TASK BRIEF >> Find each line containing the word "from" and report how many there are. Add nothing else.

EXCERPTED RECORDS >>
★ ★ ★ ★ ★
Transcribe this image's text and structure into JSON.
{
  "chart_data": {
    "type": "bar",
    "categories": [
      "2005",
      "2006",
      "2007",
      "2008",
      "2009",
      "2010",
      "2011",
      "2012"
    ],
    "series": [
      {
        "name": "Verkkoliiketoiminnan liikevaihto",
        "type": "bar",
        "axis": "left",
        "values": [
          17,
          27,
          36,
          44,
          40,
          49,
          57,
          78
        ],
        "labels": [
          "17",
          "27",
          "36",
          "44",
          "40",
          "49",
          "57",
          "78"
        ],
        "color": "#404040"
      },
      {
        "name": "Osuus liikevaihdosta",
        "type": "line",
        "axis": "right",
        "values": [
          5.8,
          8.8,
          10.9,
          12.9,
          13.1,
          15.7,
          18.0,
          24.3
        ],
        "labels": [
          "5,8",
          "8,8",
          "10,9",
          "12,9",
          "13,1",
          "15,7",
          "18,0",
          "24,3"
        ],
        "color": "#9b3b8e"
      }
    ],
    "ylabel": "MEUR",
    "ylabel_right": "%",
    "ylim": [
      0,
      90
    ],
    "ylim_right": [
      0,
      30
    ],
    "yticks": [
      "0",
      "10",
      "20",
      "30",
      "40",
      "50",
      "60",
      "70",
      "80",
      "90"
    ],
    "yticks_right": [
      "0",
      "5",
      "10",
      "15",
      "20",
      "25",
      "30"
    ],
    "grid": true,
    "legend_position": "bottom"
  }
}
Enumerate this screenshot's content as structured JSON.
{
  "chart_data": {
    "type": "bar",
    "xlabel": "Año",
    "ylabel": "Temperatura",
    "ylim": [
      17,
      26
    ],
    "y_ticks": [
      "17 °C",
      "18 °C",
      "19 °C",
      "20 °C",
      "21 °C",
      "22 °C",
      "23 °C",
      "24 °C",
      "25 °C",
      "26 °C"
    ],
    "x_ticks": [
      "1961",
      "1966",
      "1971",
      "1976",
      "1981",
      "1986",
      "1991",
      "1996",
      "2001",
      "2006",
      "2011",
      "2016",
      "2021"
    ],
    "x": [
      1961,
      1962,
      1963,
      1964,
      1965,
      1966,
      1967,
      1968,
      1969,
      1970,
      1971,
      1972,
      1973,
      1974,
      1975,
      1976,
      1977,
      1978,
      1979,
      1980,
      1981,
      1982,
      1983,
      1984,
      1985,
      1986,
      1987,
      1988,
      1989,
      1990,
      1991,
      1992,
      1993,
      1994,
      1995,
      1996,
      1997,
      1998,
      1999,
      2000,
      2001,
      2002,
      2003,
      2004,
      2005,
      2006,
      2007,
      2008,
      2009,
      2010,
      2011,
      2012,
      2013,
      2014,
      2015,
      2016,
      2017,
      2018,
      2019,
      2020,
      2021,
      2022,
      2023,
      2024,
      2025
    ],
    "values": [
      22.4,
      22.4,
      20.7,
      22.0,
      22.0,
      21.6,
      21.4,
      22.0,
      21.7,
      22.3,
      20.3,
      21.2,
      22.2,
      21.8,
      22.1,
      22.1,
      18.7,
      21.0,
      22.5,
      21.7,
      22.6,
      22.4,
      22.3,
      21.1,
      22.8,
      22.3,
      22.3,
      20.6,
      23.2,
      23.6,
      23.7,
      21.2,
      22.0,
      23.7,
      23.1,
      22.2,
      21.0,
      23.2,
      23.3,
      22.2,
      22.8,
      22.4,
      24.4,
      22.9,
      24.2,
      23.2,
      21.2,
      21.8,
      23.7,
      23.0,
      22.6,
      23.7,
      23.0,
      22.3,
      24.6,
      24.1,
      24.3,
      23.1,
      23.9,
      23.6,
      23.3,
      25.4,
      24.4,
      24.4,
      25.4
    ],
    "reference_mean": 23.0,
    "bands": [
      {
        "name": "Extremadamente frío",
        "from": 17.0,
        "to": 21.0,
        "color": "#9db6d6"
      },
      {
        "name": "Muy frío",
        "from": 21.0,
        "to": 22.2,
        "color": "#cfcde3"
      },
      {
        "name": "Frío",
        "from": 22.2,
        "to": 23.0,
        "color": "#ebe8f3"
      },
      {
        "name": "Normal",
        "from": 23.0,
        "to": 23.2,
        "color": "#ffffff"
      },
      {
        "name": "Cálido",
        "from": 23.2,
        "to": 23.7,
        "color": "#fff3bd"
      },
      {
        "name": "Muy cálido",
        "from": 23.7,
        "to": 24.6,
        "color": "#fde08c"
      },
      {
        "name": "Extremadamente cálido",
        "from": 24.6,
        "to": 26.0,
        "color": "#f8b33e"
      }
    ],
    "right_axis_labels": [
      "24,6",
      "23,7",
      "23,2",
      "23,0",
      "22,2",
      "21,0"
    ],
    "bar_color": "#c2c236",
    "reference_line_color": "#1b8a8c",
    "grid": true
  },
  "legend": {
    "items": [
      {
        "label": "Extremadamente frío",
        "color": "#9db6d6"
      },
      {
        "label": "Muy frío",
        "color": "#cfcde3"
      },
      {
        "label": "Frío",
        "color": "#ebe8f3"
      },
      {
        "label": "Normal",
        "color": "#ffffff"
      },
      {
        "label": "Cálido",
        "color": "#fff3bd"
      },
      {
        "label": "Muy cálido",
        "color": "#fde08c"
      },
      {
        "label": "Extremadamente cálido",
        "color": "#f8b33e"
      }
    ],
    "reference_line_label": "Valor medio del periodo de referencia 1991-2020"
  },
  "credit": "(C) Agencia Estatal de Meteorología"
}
★ ★ ★ ★ ★
PROBLEM SOLUTION >> 7